## start PROVIDED DATA

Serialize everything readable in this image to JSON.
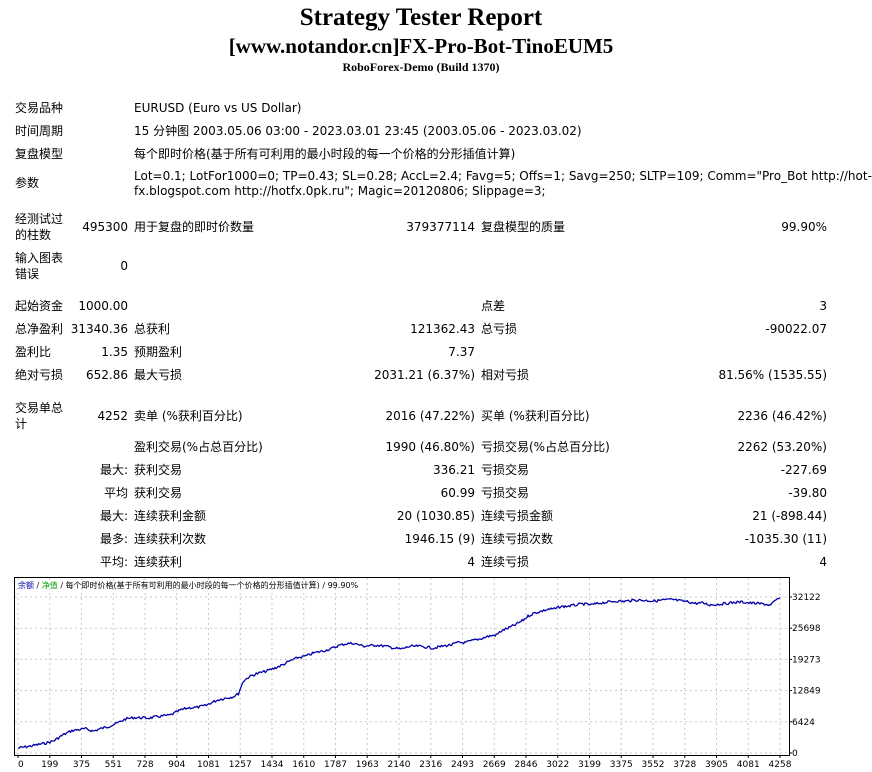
{
  "header": {
    "title": "Strategy Tester Report",
    "subtitle": "[www.notandor.cn]FX-Pro-Bot-TinoEUM5",
    "server": "RoboForex-Demo (Build 1370)"
  },
  "info": {
    "symbol_label": "交易品种",
    "symbol_value": "EURUSD (Euro vs US Dollar)",
    "period_label": "时间周期",
    "period_value": "15 分钟图 2003.05.06 03:00 - 2023.03.01 23:45 (2003.05.06 - 2023.03.02)",
    "model_label": "复盘模型",
    "model_value": "每个即时价格(基于所有可利用的最小时段的每一个价格的分形插值计算)",
    "params_label": "参数",
    "params_line1": "Lot=0.1; LotFor1000=0; TP=0.43; SL=0.28; AccL=2.4; Favg=5; Offs=1; Savg=250; SLTP=109; Comm=\"Pro_Bot http://hot-",
    "params_line2": "fx.blogspot.com http://hotfx.0pk.ru\"; Magic=20120806; Slippage=3;"
  },
  "bars": {
    "tested_label": "经测试过的柱数",
    "tested_value": "495300",
    "ticks_label": "用于复盘的即时价数量",
    "ticks_value": "379377114",
    "quality_label": "复盘模型的质量",
    "quality_value": "99.90%",
    "errors_label": "输入图表错误",
    "errors_value": "0"
  },
  "results": {
    "deposit_label": "起始资金",
    "deposit_value": "1000.00",
    "spread_label": "点差",
    "spread_value": "3",
    "net_label": "总净盈利",
    "net_value": "31340.36",
    "gross_profit_label": "总获利",
    "gross_profit_value": "121362.43",
    "gross_loss_label": "总亏损",
    "gross_loss_value": "-90022.07",
    "pf_label": "盈利比",
    "pf_value": "1.35",
    "payoff_label": "预期盈利",
    "payoff_value": "7.37",
    "abs_dd_label": "绝对亏损",
    "abs_dd_value": "652.86",
    "max_dd_label": "最大亏损",
    "max_dd_value": "2031.21 (6.37%)",
    "rel_dd_label": "相对亏损",
    "rel_dd_value": "81.56% (1535.55)"
  },
  "trades": {
    "total_label": "交易单总计",
    "total_value": "4252",
    "short_label": "卖单 (%获利百分比)",
    "short_value": "2016 (47.22%)",
    "long_label": "买单 (%获利百分比)",
    "long_value": "2236 (46.42%)",
    "profit_trades_label": "盈利交易(%占总百分比)",
    "profit_trades_value": "1990 (46.80%)",
    "loss_trades_label": "亏损交易(%占总百分比)",
    "loss_trades_value": "2262 (53.20%)",
    "max1_label": "最大:",
    "largest_profit_label": "获利交易",
    "largest_profit_value": "336.21",
    "largest_loss_label": "亏损交易",
    "largest_loss_value": "-227.69",
    "avg1_label": "平均",
    "avg_profit_label": "获利交易",
    "avg_profit_value": "60.99",
    "avg_loss_label": "亏损交易",
    "avg_loss_value": "-39.80",
    "max2_label": "最大:",
    "consec_wins_label": "连续获利金额",
    "consec_wins_value": "20 (1030.85)",
    "consec_losses_label": "连续亏损金额",
    "consec_losses_value": "21 (-898.44)",
    "max3_label": "最多:",
    "consec_profit_label": "连续获利次数",
    "consec_profit_value": "1946.15 (9)",
    "consec_loss_label": "连续亏损次数",
    "consec_loss_value": "-1035.30 (11)",
    "avg2_label": "平均:",
    "avg_consec_wins_label": "连续获利",
    "avg_consec_wins_value": "4",
    "avg_consec_losses_label": "连续亏损",
    "avg_consec_losses_value": "4"
  },
  "chart_data": {
    "type": "line",
    "legend": {
      "balance": "余额",
      "sep1": " / ",
      "equity": "净值",
      "sep2": " / ",
      "model": "每个即时价格(基于所有可利用的最小时段的每一个价格的分形插值计算)",
      "sep3": " / ",
      "quality": "99.90%"
    },
    "x_ticks": [
      "0",
      "199",
      "375",
      "551",
      "728",
      "904",
      "1081",
      "1257",
      "1434",
      "1610",
      "1787",
      "1963",
      "2140",
      "2316",
      "2493",
      "2669",
      "2846",
      "3022",
      "3199",
      "3375",
      "3552",
      "3728",
      "3905",
      "4081",
      "4258"
    ],
    "y_ticks": [
      "0",
      "6424",
      "12849",
      "19273",
      "25698",
      "32122"
    ],
    "xlim": [
      0,
      4252
    ],
    "ylim": [
      0,
      32122
    ],
    "colors": {
      "balance": "#0000aa",
      "equity": "#00a000",
      "grid": "#c8c8c8",
      "axis": "#000000"
    },
    "series": [
      {
        "name": "余额",
        "x": [
          0,
          80,
          150,
          199,
          250,
          300,
          375,
          420,
          460,
          500,
          551,
          600,
          650,
          728,
          800,
          850,
          904,
          950,
          1000,
          1050,
          1081,
          1120,
          1160,
          1200,
          1230,
          1257,
          1290,
          1330,
          1380,
          1434,
          1480,
          1520,
          1560,
          1610,
          1650,
          1700,
          1750,
          1787,
          1830,
          1870,
          1900,
          1930,
          1963,
          2000,
          2050,
          2100,
          2140,
          2180,
          2230,
          2280,
          2316,
          2370,
          2420,
          2460,
          2493,
          2540,
          2580,
          2620,
          2669,
          2700,
          2740,
          2780,
          2820,
          2846,
          2880,
          2920,
          2960,
          3000,
          3022,
          3060,
          3100,
          3150,
          3199,
          3250,
          3300,
          3340,
          3375,
          3420,
          3460,
          3500,
          3552,
          3600,
          3650,
          3700,
          3728,
          3780,
          3820,
          3860,
          3905,
          3950,
          4000,
          4040,
          4081,
          4120,
          4160,
          4200,
          4230,
          4252
        ],
        "y": [
          1000,
          1500,
          2000,
          2500,
          3700,
          4600,
          5000,
          4500,
          5000,
          5400,
          6100,
          7000,
          7300,
          7200,
          7600,
          7800,
          8800,
          9300,
          9400,
          9800,
          10400,
          11000,
          11300,
          11600,
          12200,
          14800,
          15700,
          16300,
          16800,
          17500,
          18200,
          19000,
          19600,
          20000,
          20600,
          21000,
          21500,
          22100,
          22500,
          22600,
          22300,
          22000,
          22100,
          22200,
          22000,
          21600,
          21400,
          21900,
          22000,
          21800,
          21600,
          22000,
          22300,
          22800,
          22700,
          23200,
          23500,
          24000,
          24300,
          25200,
          25800,
          26500,
          27400,
          28200,
          28800,
          29200,
          29600,
          29700,
          30100,
          30200,
          30400,
          30700,
          30500,
          30900,
          31100,
          31300,
          31200,
          31400,
          31500,
          31400,
          31300,
          31500,
          31600,
          31300,
          31200,
          30800,
          30900,
          30500,
          30600,
          30800,
          31000,
          31100,
          30900,
          30800,
          30700,
          30400,
          31500,
          32000
        ]
      }
    ]
  }
}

## end PROVIDED DATA

▶ _WHAT IS ASKED_:
Search the data above for the string "基于所有可利用的最小时段的每一个价格的分形插值计算" and copy each line that has it.

▶ _OUTPUT OF THE EXERCISE_:
    "model_value": "每个即时价格(基于所有可利用的最小时段的每一个价格的分形插值计算)",
      "model": "每个即时价格(基于所有可利用的最小时段的每一个价格的分形插值计算)",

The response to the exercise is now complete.